Set down everything from the line containing "data-label: 102,3 (1086, 183, 1109, 234)" down to the line containing "bar (203, 571, 258, 700)", both included, exactly as those lines appear in the data.
Start of Records shown
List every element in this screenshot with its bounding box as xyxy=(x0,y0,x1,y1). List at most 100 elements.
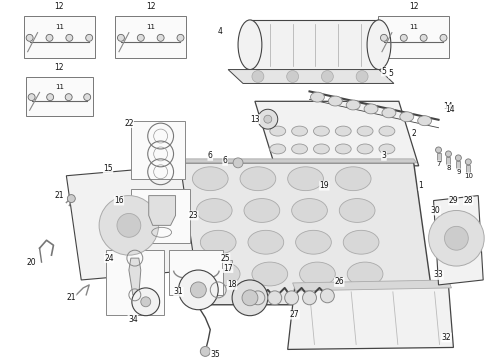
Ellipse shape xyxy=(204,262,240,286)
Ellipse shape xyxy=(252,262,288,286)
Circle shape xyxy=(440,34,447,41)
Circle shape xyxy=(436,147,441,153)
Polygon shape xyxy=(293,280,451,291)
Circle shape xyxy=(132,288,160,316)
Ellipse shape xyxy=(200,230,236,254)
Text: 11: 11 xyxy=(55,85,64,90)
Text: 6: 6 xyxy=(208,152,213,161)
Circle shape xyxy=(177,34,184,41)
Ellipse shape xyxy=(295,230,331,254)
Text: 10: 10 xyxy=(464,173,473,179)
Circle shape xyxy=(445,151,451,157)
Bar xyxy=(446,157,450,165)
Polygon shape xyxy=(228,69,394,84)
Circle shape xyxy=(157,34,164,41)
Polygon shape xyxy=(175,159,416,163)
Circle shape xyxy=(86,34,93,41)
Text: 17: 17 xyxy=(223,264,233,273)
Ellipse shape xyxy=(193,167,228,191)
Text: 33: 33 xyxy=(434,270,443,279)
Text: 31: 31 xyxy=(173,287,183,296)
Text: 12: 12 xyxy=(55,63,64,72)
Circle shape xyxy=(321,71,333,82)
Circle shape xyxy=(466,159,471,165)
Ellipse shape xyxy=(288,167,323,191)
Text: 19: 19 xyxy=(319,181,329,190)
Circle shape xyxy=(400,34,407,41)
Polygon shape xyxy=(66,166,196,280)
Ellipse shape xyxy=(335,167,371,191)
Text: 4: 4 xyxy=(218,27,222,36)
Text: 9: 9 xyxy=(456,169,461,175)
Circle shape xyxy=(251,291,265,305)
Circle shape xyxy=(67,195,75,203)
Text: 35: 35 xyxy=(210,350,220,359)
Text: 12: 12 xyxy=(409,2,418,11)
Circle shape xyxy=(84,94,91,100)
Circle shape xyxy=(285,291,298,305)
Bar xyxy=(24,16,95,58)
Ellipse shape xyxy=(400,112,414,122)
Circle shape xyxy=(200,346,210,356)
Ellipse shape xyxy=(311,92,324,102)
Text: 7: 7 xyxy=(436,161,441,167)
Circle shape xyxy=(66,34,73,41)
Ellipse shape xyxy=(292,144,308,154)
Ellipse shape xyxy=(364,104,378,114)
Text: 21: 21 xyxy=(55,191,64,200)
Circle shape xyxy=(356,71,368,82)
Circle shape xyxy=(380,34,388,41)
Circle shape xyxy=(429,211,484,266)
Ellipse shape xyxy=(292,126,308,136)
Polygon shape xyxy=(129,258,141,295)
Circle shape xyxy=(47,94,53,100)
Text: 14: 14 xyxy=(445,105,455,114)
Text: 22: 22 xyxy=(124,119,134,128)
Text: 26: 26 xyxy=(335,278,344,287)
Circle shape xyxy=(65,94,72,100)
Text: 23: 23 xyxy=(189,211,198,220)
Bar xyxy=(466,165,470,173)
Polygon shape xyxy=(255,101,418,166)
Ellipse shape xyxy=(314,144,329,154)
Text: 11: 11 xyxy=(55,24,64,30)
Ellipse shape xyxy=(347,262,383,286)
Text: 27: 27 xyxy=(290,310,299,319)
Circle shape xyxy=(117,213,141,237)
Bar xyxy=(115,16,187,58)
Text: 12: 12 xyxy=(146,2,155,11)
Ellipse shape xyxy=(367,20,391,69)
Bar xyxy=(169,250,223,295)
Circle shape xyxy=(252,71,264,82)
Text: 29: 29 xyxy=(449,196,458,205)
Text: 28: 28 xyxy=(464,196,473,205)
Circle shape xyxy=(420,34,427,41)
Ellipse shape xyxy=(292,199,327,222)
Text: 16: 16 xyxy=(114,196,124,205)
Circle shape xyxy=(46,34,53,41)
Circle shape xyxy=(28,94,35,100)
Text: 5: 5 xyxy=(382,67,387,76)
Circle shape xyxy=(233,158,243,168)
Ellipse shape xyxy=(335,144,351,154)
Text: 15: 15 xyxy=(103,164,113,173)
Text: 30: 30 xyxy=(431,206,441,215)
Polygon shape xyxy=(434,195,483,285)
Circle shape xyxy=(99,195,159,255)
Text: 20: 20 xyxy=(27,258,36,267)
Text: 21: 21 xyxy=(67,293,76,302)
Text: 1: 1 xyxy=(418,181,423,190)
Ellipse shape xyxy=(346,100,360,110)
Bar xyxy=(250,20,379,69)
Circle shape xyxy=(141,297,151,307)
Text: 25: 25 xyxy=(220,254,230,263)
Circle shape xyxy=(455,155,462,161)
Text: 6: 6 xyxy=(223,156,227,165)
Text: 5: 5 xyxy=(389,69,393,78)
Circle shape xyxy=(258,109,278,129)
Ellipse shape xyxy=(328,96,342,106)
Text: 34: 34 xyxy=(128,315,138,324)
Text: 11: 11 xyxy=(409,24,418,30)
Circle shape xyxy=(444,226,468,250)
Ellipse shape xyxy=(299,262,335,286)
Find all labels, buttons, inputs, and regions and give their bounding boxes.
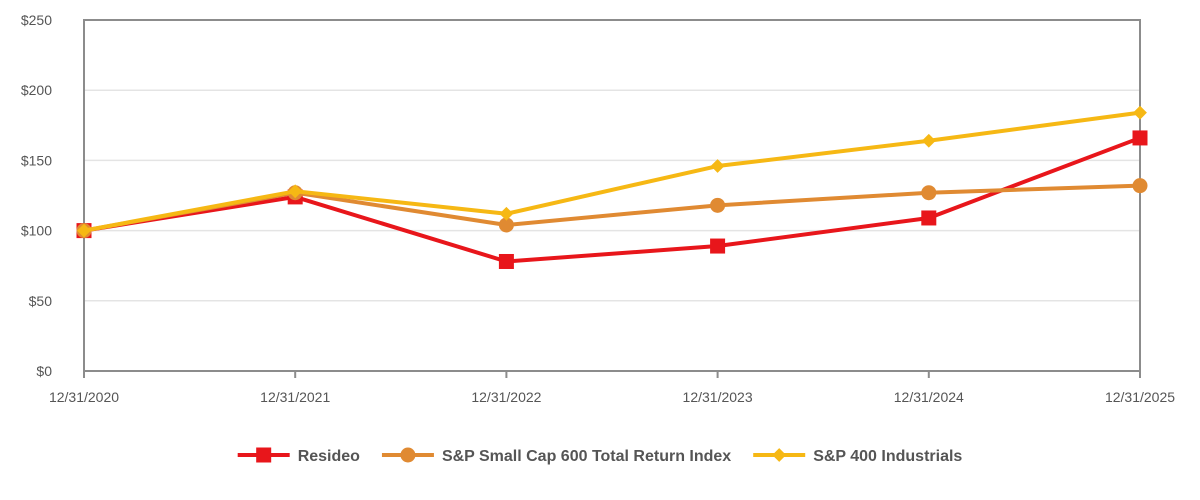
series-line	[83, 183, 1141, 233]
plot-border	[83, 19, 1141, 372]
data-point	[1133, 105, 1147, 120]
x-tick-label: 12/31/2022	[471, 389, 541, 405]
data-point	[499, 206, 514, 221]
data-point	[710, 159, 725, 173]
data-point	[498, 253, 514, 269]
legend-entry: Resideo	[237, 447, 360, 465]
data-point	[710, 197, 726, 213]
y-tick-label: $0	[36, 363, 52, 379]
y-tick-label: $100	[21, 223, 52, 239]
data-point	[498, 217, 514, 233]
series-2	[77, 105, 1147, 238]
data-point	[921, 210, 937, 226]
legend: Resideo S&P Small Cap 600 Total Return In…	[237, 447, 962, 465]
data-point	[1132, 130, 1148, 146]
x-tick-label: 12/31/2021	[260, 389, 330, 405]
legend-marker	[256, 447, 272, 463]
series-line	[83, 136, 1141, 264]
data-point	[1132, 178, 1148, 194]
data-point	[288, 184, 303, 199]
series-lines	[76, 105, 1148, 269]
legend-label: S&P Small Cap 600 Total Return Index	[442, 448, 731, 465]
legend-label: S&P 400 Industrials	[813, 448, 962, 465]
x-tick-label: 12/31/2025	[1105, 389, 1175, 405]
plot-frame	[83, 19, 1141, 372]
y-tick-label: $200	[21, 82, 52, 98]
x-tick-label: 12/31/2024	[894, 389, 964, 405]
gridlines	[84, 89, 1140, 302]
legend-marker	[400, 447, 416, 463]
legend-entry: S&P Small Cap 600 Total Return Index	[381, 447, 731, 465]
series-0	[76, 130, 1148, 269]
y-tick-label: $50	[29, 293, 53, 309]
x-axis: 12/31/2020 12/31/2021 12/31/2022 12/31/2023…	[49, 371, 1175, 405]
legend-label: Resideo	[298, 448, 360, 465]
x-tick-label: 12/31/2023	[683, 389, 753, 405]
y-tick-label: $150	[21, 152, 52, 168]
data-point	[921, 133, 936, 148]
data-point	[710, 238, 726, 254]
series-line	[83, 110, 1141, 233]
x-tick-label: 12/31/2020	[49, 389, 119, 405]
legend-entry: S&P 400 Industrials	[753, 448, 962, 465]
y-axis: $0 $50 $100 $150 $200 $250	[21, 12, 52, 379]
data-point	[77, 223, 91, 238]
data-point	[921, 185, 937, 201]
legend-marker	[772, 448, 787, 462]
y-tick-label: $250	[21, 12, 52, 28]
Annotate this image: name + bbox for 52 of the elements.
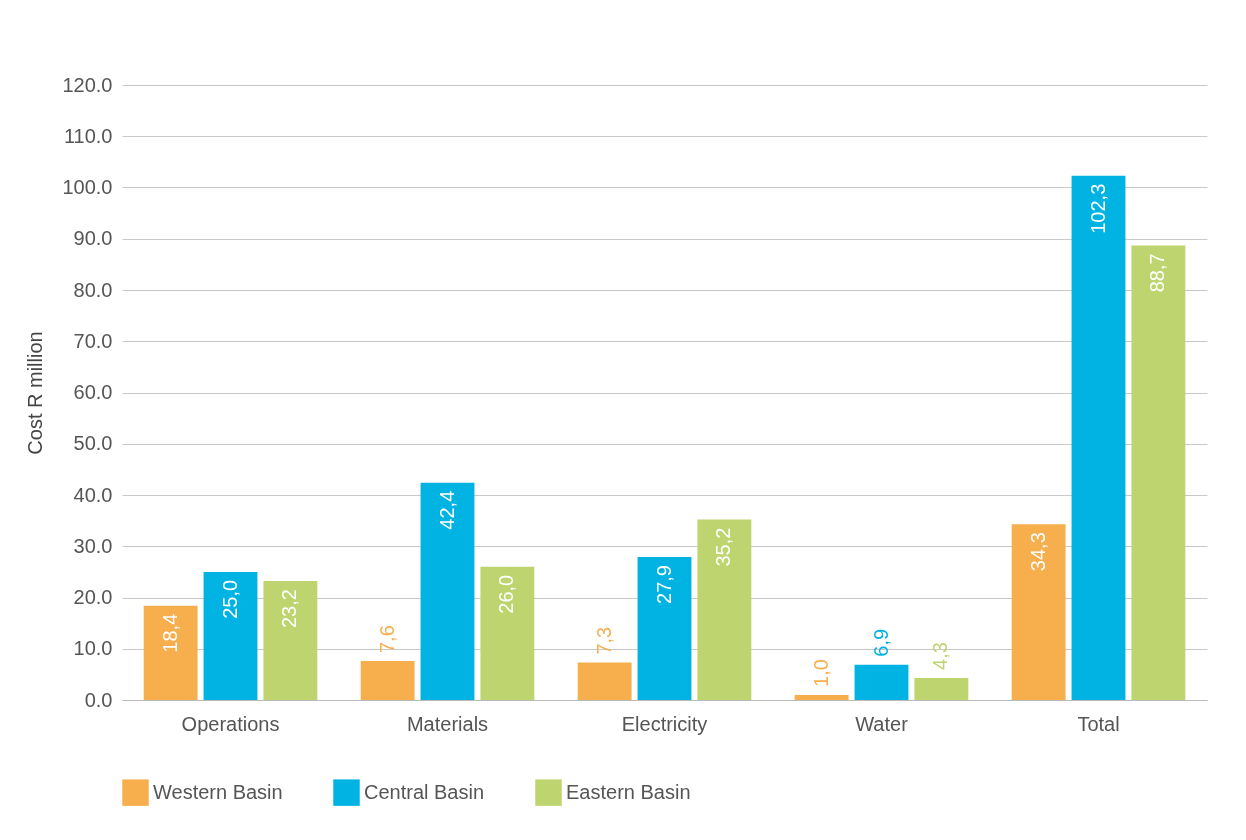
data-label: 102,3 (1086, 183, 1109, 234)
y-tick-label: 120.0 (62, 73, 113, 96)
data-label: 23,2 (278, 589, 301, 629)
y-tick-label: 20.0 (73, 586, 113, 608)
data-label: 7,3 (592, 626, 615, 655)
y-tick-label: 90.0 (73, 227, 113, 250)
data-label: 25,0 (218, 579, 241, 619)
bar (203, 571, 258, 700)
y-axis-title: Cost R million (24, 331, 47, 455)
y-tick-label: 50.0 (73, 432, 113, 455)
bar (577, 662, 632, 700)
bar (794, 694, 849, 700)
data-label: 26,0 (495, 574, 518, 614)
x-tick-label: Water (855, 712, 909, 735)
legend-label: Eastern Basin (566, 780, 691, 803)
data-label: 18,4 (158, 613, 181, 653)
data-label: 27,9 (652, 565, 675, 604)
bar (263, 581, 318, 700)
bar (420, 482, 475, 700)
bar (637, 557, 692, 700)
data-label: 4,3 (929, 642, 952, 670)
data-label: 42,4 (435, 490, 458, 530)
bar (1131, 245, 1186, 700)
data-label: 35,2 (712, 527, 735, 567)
End of Records shown
**Response to this task**
data-label: 102,3 (1086, 183, 1109, 234)
y-tick-label: 120.0 (62, 73, 113, 96)
data-label: 23,2 (278, 589, 301, 629)
y-tick-label: 20.0 (73, 586, 113, 608)
data-label: 7,3 (592, 626, 615, 655)
y-tick-label: 90.0 (73, 227, 113, 250)
data-label: 25,0 (218, 579, 241, 619)
bar (203, 571, 258, 700)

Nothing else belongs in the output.